### YOUR OBJECTIVE
Please retype the records below exactly, leaving out any pictures.

[Data items]
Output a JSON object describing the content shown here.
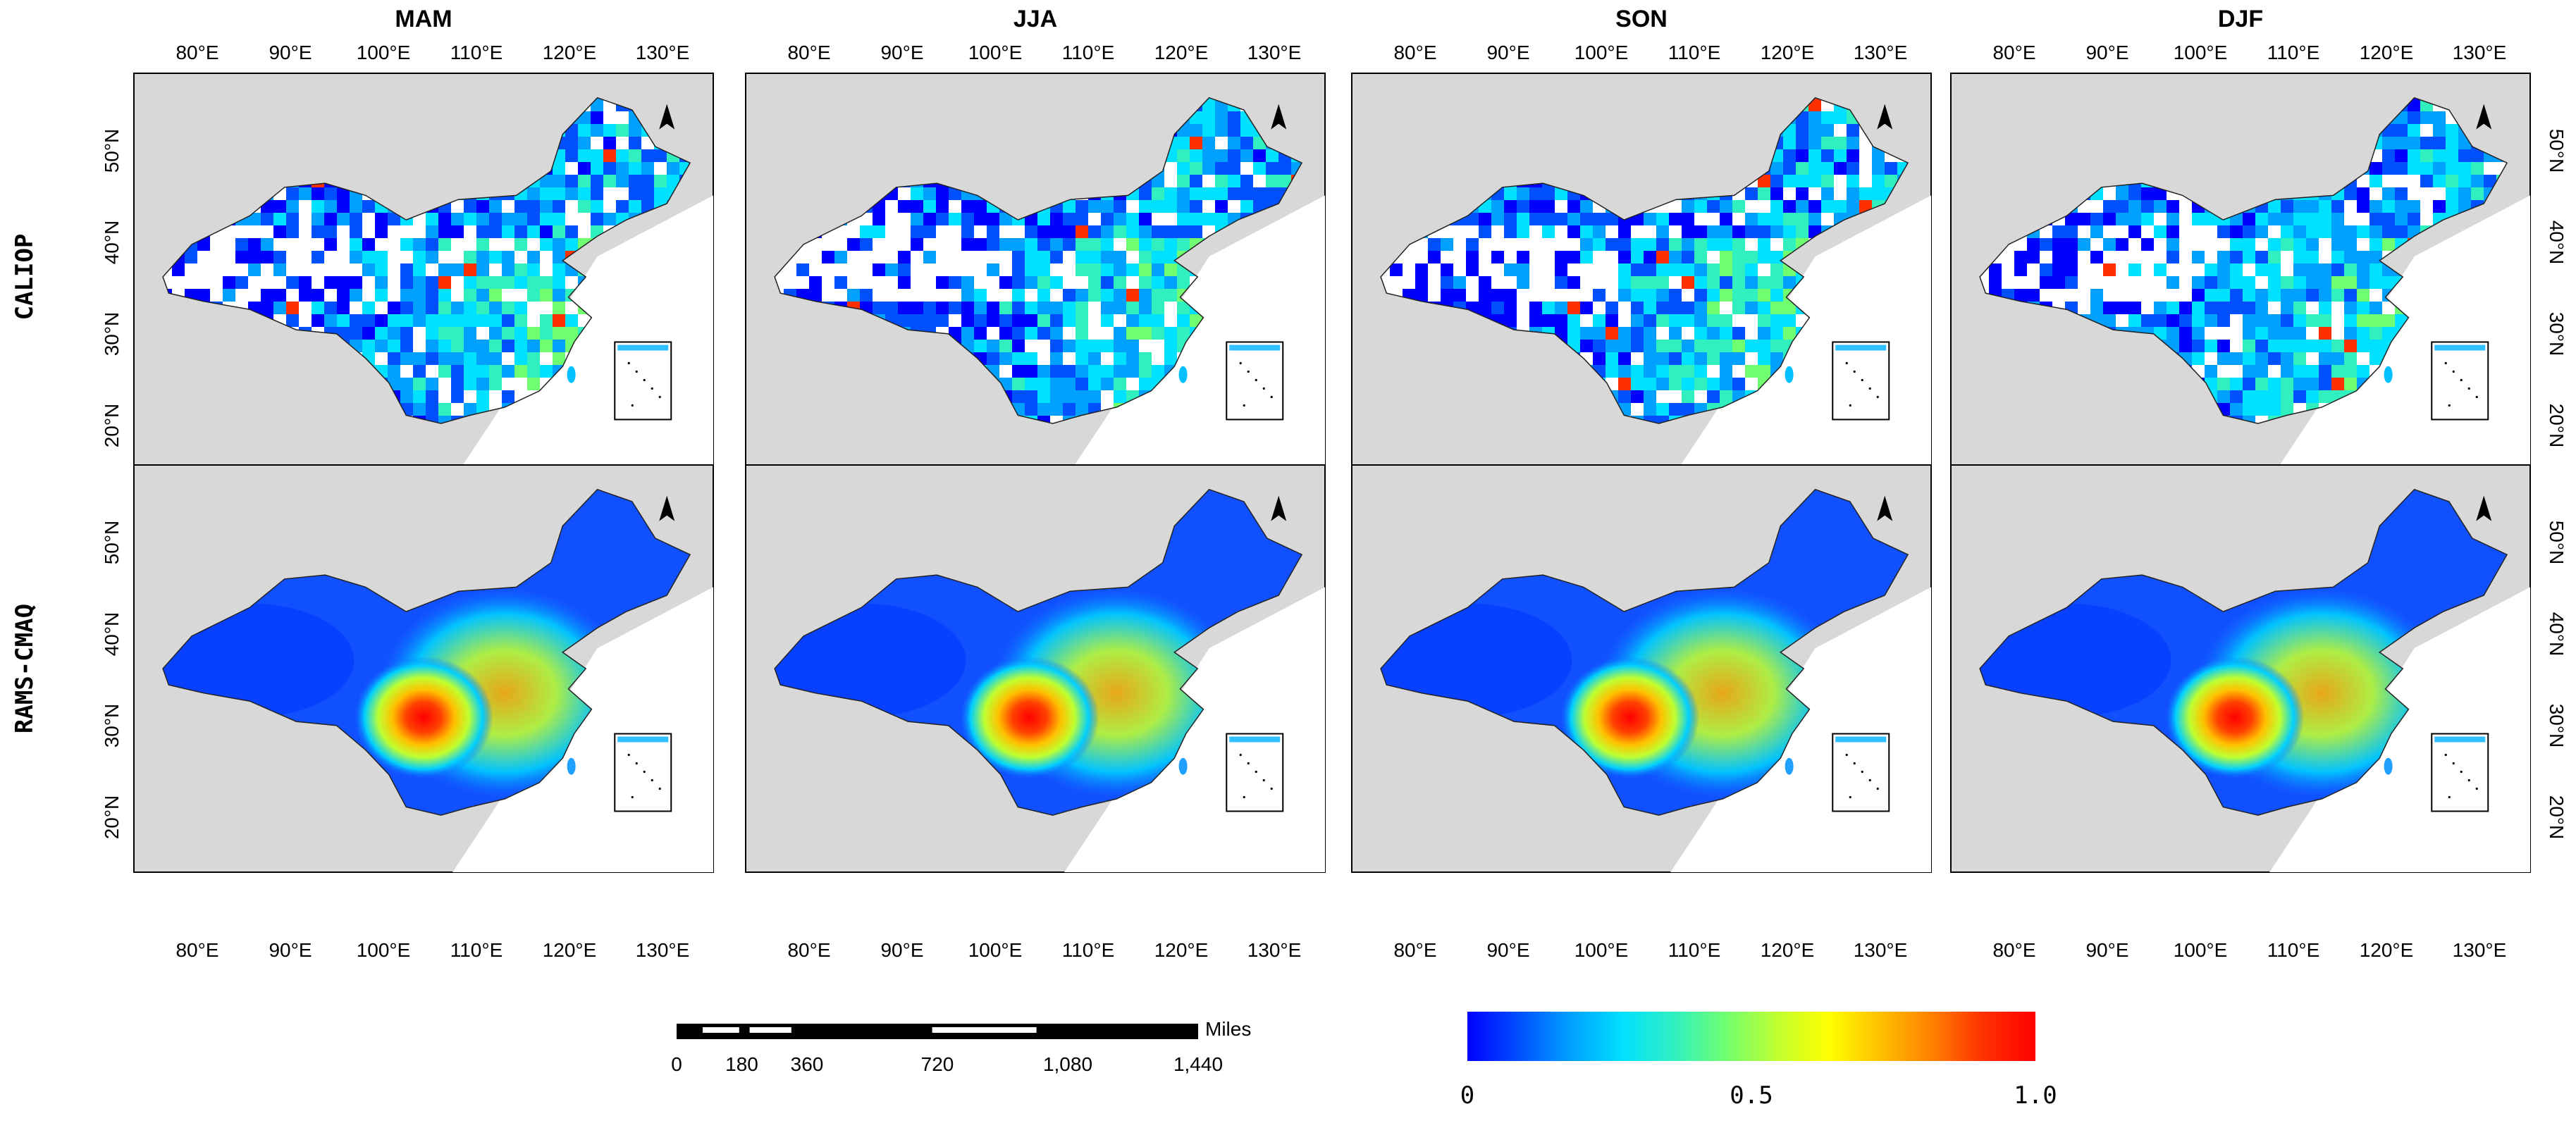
{
  "seasons": [
    "MAM",
    "JJA",
    "SON",
    "DJF"
  ],
  "rows": [
    "CALIOP",
    "RAMS-CMAQ"
  ],
  "lon_ticks": [
    "80°E",
    "90°E",
    "100°E",
    "110°E",
    "120°E",
    "130°E"
  ],
  "lat_ticks": [
    "50°N",
    "40°N",
    "30°N",
    "20°N"
  ],
  "scale_bar": {
    "unit": "Miles",
    "labels": [
      "0",
      "180",
      "360",
      "720",
      "1,080",
      "1,440"
    ]
  },
  "colorbar": {
    "labels": [
      "0",
      "0.5",
      "1.0"
    ],
    "min": 0,
    "max": 1.0,
    "colors": [
      "#0000ff",
      "#0050ff",
      "#00a0ff",
      "#00e0ff",
      "#30f0c0",
      "#70ff70",
      "#c0ff30",
      "#ffff00",
      "#ffc000",
      "#ff8000",
      "#ff3000",
      "#ff0000"
    ]
  },
  "colors": {
    "land_gray": "#d8d8d8",
    "border": "#000000"
  },
  "icons": [
    "north-arrow-icon"
  ]
}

### FINISHED TASK
Output a JSON object describing the content shown here.
{
  "seasons": [
    "MAM",
    "JJA",
    "SON",
    "DJF"
  ],
  "rows": [
    "CALIOP",
    "RAMS-CMAQ"
  ],
  "lon_ticks": [
    "80°E",
    "90°E",
    "100°E",
    "110°E",
    "120°E",
    "130°E"
  ],
  "lat_ticks": [
    "50°N",
    "40°N",
    "30°N",
    "20°N"
  ],
  "scale_bar": {
    "unit": "Miles",
    "labels": [
      "0",
      "180",
      "360",
      "720",
      "1,080",
      "1,440"
    ]
  },
  "colorbar": {
    "labels": [
      "0",
      "0.5",
      "1.0"
    ],
    "min": 0,
    "max": 1.0,
    "colors": [
      "#0000ff",
      "#0050ff",
      "#00a0ff",
      "#00e0ff",
      "#30f0c0",
      "#70ff70",
      "#c0ff30",
      "#ffff00",
      "#ffc000",
      "#ff8000",
      "#ff3000",
      "#ff0000"
    ]
  },
  "colors": {
    "land_gray": "#d8d8d8",
    "border": "#000000"
  },
  "icons": [
    "north-arrow-icon"
  ]
}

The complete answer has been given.